Copy out every line in the entries below that includes "using".

Start Task input

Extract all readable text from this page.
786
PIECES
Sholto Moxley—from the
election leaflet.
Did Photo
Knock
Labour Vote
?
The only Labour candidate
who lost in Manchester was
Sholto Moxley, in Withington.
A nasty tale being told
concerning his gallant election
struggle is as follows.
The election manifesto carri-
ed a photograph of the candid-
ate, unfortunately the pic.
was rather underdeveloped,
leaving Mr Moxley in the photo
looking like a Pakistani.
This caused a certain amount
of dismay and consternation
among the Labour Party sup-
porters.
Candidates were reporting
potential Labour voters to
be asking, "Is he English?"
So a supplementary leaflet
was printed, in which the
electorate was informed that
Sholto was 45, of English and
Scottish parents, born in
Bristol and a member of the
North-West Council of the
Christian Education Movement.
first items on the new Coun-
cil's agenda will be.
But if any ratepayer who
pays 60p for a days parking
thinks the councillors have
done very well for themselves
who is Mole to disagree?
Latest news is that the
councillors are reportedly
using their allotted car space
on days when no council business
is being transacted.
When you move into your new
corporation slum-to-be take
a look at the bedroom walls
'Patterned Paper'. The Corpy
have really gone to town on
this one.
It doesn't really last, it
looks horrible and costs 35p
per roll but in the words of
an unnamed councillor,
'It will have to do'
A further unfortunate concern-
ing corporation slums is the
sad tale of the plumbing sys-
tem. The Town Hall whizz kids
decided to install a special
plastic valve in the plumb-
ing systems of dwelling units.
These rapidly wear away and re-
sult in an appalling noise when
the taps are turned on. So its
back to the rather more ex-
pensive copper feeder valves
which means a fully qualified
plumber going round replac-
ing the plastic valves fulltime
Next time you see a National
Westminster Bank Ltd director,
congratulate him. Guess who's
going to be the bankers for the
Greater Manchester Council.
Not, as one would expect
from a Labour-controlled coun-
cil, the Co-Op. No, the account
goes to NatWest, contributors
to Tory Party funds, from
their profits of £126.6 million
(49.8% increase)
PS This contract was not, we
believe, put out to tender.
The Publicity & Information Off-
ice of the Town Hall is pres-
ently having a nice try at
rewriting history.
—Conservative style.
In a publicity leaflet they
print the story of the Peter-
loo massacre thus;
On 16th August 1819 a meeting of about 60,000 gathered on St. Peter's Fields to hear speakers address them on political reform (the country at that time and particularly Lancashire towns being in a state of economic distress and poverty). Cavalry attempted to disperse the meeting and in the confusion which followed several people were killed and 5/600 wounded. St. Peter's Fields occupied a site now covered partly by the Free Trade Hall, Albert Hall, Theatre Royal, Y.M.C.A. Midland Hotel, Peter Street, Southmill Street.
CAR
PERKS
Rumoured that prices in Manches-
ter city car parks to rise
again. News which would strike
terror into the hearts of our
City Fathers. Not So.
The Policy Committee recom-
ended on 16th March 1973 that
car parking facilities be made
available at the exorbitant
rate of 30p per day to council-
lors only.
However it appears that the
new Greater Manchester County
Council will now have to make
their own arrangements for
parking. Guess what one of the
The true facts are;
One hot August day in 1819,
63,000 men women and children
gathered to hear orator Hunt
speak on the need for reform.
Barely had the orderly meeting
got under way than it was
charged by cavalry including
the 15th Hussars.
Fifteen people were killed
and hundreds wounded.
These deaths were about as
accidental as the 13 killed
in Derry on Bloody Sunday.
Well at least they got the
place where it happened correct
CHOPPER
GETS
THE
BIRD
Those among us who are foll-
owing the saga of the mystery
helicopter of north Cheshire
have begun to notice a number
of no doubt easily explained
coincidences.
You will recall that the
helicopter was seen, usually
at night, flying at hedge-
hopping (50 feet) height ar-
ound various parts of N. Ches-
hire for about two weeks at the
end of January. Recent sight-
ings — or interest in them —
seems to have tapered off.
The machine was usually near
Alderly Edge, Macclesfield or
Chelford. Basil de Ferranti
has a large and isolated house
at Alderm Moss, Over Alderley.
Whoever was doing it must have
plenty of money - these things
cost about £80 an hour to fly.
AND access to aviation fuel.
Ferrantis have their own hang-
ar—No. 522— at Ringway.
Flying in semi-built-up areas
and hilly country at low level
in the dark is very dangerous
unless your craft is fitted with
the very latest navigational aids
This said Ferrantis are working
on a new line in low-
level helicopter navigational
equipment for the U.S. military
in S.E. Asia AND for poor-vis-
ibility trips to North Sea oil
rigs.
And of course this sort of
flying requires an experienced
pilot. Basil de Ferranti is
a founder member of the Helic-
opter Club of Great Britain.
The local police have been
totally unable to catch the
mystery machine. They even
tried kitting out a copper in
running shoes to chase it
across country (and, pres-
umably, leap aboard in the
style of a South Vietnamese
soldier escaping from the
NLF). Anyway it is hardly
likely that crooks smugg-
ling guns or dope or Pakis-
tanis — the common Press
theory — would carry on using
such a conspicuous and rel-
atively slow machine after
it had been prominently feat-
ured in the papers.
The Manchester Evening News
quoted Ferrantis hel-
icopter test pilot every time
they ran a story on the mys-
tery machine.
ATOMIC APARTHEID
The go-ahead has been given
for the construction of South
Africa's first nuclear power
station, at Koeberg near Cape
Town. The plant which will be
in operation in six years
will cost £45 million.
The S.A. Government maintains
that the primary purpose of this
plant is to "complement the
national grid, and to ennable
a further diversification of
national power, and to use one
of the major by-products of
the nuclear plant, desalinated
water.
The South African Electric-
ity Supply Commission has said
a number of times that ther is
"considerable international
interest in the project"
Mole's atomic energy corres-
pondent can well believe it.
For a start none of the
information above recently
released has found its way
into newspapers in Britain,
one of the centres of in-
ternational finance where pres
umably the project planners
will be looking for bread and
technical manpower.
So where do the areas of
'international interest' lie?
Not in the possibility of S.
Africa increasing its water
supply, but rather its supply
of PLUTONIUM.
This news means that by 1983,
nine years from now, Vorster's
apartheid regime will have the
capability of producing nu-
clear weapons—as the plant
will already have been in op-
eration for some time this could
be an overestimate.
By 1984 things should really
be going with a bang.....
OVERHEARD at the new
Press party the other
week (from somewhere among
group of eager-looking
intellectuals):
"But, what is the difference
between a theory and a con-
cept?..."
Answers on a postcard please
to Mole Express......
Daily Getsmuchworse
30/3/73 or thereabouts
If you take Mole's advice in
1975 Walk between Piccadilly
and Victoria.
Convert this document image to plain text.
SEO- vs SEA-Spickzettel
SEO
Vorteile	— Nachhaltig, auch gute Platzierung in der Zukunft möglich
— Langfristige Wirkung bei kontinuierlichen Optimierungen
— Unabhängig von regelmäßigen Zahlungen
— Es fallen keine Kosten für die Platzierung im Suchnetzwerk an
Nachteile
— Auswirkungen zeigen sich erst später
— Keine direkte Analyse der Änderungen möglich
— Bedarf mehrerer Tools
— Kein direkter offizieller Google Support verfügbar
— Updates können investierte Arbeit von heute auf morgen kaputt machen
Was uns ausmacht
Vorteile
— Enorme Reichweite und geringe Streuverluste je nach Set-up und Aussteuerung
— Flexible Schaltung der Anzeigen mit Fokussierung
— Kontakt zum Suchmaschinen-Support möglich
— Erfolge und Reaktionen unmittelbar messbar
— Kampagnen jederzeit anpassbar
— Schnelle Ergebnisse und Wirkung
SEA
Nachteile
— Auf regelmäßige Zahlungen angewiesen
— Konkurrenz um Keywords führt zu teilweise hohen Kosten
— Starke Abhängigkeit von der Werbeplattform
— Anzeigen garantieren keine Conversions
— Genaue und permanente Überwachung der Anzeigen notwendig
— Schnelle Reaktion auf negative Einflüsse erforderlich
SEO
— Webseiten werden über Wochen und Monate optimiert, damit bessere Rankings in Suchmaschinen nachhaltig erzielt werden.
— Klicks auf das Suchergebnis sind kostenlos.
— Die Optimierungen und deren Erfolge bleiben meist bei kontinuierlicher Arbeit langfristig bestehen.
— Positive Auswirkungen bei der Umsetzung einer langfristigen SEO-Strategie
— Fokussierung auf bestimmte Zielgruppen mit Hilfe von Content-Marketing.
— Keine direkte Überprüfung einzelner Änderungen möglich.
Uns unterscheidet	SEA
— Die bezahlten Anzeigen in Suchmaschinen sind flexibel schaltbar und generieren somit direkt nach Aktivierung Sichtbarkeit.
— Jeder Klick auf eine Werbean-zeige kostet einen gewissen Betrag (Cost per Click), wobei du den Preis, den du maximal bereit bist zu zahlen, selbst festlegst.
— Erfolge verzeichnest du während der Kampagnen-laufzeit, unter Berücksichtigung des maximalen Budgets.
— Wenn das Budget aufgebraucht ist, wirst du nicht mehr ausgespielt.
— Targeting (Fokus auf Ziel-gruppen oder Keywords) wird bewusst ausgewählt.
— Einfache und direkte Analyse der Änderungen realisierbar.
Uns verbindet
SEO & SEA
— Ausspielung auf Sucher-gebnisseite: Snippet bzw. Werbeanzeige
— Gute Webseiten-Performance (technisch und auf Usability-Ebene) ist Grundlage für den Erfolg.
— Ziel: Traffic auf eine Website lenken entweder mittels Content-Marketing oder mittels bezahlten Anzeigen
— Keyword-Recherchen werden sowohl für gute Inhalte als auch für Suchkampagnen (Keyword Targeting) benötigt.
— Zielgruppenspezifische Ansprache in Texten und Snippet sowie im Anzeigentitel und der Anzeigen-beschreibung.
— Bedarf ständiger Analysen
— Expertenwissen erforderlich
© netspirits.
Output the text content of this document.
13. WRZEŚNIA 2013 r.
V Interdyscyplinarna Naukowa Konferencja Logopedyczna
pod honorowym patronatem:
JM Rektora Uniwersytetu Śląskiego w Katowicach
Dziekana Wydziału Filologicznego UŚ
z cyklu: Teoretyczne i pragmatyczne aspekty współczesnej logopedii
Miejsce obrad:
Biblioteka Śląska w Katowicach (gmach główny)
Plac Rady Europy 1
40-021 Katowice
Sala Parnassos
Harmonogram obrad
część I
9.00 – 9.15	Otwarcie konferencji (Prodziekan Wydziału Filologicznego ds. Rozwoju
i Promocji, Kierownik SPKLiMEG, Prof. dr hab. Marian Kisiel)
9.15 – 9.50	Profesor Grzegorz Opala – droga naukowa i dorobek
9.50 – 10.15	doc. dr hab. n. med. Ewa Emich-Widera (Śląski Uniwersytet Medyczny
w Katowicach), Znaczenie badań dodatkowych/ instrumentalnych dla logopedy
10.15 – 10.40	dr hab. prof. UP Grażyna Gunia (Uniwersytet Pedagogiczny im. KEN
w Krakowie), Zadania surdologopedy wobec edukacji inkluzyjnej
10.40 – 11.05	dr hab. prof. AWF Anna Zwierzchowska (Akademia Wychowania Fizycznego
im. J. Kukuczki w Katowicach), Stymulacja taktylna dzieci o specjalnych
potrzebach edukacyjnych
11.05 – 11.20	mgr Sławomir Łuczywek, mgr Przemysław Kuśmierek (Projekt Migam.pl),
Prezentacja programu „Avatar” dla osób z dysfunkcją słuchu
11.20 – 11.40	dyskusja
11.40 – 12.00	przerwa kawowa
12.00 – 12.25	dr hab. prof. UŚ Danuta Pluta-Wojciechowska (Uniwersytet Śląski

End Task input

• [Task response]
using their allotted car space
theory — would carry on using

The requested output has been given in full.